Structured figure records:
╔══

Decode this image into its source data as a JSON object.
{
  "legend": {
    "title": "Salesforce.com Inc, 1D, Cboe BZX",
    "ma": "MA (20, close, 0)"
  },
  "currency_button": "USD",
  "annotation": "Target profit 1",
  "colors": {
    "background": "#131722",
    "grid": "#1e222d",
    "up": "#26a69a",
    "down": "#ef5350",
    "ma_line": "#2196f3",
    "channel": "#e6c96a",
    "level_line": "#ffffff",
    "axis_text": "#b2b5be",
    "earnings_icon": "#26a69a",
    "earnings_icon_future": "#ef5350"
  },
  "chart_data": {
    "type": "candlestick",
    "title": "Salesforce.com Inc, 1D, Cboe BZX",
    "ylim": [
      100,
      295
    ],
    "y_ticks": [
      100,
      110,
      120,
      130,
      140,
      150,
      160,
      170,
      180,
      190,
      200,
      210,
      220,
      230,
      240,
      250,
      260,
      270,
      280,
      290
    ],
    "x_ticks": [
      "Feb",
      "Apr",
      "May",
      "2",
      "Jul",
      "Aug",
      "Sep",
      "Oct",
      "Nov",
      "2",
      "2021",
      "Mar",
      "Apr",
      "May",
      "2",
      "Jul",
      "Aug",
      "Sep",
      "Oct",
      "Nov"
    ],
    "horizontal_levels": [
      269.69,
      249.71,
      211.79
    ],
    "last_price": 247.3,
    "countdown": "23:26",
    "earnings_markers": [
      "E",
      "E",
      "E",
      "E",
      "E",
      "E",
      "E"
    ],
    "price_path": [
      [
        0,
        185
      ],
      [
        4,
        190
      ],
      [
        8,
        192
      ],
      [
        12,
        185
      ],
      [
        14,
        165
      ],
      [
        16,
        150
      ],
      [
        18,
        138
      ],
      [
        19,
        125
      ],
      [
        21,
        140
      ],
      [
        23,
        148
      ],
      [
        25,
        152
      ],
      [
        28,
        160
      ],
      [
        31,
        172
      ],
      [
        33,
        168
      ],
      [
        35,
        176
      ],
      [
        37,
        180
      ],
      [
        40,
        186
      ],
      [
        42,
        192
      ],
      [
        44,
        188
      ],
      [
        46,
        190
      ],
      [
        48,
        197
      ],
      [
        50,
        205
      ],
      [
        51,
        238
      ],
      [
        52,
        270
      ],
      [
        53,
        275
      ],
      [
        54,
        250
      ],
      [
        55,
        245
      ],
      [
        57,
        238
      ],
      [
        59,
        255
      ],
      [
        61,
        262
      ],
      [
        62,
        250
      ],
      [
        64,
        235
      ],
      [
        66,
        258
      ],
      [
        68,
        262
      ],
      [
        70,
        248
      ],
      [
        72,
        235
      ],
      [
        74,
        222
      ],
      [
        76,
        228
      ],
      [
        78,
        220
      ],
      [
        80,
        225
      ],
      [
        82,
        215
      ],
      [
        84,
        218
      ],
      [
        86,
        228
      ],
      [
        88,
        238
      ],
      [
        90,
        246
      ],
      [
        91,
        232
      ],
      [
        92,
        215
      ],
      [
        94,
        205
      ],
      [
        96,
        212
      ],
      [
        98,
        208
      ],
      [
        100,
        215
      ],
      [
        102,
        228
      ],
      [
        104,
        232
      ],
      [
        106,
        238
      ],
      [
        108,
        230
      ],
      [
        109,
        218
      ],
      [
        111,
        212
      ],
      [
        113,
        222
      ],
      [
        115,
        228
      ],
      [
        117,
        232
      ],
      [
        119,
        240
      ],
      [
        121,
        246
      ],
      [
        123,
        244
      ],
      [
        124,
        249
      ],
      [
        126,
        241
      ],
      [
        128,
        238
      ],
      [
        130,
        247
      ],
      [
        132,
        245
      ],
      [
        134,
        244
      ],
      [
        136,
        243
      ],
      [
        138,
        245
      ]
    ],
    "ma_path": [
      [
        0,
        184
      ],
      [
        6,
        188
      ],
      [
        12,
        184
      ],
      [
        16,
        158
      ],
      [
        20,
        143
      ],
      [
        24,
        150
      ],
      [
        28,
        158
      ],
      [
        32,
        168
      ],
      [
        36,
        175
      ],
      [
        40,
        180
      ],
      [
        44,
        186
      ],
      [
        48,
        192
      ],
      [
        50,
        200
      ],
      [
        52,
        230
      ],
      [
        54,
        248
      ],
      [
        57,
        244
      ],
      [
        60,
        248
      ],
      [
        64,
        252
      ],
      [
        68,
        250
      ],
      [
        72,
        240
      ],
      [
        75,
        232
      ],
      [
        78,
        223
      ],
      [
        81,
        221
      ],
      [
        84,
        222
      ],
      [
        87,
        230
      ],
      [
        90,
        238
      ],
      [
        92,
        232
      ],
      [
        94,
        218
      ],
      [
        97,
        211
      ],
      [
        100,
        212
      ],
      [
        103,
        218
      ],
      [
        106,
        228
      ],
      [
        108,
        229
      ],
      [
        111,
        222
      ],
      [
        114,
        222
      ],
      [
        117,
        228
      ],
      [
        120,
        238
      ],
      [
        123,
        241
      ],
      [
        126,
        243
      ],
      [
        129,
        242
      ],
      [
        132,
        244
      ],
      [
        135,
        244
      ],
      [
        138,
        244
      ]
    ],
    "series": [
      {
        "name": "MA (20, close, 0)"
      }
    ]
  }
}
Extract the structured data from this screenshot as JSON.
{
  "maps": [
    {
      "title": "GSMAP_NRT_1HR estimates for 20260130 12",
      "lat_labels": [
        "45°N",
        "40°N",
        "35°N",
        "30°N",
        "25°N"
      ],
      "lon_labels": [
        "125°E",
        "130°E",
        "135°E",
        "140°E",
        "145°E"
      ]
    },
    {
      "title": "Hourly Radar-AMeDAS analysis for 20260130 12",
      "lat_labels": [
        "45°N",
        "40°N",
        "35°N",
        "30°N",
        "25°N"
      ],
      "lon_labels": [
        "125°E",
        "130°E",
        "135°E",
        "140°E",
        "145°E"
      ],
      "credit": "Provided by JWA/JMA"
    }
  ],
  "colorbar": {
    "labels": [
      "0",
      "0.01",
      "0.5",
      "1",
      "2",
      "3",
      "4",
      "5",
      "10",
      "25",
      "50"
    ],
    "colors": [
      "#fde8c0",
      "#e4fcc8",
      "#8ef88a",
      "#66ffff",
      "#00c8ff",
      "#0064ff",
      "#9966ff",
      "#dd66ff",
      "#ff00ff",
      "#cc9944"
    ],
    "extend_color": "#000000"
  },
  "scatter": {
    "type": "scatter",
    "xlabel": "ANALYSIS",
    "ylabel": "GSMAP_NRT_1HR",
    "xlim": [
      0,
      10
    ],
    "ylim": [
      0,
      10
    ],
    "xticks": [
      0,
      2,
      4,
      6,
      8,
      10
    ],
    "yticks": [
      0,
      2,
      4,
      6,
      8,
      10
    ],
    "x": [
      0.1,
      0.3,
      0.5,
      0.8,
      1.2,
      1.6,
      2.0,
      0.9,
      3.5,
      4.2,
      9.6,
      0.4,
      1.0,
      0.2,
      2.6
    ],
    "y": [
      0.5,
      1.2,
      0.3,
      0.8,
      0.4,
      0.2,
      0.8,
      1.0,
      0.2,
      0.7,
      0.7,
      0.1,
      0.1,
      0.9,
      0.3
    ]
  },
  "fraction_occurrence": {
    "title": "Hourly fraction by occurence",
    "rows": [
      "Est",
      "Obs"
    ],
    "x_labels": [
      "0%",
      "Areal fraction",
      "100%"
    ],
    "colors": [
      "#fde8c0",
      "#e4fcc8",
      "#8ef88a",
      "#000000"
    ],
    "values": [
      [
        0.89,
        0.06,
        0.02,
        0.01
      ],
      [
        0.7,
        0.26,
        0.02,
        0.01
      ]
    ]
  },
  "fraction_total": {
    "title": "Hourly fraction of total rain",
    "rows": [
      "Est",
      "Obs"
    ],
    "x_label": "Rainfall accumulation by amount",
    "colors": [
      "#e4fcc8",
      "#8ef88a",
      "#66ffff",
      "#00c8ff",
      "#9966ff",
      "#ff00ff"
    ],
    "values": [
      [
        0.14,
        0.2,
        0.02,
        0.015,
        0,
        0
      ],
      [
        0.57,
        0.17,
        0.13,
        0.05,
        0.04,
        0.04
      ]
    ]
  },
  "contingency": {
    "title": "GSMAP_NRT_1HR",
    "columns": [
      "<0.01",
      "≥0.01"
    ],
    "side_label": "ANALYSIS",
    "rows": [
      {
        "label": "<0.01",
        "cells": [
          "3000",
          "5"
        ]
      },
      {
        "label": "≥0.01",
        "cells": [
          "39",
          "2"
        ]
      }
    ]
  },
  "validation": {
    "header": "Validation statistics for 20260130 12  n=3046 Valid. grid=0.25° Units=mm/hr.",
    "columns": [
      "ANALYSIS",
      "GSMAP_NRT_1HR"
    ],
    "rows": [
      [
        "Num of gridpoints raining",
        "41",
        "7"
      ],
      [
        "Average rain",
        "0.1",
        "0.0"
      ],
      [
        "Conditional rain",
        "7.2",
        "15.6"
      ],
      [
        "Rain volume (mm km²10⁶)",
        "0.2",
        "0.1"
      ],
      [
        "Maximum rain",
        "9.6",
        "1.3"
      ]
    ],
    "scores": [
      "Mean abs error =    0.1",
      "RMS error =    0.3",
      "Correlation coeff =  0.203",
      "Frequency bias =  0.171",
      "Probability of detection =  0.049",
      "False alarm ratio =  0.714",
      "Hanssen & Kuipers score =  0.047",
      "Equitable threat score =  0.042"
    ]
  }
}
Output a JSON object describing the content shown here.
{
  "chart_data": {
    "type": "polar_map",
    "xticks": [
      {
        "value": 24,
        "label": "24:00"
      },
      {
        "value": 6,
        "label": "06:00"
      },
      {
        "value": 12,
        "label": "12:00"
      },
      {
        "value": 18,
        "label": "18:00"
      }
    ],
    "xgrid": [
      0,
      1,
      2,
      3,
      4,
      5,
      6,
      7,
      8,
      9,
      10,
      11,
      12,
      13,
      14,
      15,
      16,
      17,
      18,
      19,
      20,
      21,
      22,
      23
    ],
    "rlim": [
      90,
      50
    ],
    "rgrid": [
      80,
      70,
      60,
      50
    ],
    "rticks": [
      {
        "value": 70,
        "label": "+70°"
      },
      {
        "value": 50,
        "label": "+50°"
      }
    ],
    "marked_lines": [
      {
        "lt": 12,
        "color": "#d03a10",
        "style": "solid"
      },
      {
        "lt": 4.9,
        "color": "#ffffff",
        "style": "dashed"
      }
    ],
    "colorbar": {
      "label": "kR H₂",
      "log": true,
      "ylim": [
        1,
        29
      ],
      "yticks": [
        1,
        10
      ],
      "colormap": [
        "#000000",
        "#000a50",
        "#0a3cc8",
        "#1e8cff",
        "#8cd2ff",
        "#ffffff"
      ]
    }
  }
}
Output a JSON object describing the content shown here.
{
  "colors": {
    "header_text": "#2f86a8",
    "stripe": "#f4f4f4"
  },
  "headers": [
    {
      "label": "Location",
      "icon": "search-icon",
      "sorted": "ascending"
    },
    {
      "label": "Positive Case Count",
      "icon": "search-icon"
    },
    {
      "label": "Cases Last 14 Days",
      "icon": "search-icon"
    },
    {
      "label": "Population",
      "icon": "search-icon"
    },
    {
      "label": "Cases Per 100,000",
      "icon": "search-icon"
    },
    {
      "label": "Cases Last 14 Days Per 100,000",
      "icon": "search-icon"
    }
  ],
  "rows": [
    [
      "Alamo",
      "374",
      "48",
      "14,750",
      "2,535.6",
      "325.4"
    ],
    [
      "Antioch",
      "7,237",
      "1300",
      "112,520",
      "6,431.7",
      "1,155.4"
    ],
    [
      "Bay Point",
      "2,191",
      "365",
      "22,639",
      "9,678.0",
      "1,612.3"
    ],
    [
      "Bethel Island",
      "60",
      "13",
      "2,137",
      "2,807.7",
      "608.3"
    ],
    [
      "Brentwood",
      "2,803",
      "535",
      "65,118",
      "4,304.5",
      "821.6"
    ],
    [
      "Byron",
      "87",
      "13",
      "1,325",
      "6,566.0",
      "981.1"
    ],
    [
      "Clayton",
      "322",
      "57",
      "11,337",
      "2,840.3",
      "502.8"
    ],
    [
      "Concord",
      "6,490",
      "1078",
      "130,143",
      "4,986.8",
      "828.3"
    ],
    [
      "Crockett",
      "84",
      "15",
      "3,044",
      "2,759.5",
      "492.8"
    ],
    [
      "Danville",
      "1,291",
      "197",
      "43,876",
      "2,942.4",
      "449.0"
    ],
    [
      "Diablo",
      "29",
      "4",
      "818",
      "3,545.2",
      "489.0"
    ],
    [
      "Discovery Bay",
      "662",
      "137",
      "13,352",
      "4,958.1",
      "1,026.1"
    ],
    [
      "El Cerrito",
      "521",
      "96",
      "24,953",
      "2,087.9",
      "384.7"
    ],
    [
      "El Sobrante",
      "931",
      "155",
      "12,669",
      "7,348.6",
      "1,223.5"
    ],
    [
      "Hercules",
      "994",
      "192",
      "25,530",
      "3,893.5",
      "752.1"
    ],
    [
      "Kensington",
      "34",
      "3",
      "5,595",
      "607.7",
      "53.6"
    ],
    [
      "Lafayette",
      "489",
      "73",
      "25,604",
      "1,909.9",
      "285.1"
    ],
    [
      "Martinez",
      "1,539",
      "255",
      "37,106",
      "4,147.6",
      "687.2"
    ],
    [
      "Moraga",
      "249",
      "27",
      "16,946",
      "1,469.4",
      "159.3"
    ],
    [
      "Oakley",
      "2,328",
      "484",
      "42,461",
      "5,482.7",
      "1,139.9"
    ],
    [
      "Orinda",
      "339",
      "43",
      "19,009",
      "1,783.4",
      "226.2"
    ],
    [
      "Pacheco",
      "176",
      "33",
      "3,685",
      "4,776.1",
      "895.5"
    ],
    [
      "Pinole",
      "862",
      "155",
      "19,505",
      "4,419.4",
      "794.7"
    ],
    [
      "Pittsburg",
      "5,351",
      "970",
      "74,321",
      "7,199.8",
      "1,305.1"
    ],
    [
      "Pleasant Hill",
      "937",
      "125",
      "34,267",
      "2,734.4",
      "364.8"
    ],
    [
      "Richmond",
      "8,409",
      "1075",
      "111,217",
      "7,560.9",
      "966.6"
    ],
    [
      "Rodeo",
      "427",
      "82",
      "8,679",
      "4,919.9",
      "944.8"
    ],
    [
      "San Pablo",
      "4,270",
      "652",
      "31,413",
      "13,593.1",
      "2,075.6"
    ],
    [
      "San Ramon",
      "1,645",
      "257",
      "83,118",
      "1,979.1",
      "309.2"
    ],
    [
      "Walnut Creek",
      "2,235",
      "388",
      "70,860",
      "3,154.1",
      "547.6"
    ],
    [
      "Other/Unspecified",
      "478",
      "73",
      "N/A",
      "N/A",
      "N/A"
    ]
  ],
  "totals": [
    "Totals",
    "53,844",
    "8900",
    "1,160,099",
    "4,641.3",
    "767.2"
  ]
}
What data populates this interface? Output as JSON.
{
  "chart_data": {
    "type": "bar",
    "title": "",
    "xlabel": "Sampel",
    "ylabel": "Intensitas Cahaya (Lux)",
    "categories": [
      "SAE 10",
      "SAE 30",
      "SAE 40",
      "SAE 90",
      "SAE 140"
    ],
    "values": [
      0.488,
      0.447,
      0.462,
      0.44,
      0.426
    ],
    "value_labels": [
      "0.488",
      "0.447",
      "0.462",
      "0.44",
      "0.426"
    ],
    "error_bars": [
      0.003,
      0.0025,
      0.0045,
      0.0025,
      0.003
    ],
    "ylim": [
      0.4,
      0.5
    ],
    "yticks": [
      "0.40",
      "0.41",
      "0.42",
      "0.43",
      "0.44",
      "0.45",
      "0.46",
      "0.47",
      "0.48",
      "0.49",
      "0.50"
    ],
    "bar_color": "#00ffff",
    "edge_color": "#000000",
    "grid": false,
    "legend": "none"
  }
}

╚══

Stated goal: Show the lines of the data that hold the word "type".

Task output:
    "type": "candlestick",
    "type": "scatter",
    "type": "polar_map",
    "type": "bar",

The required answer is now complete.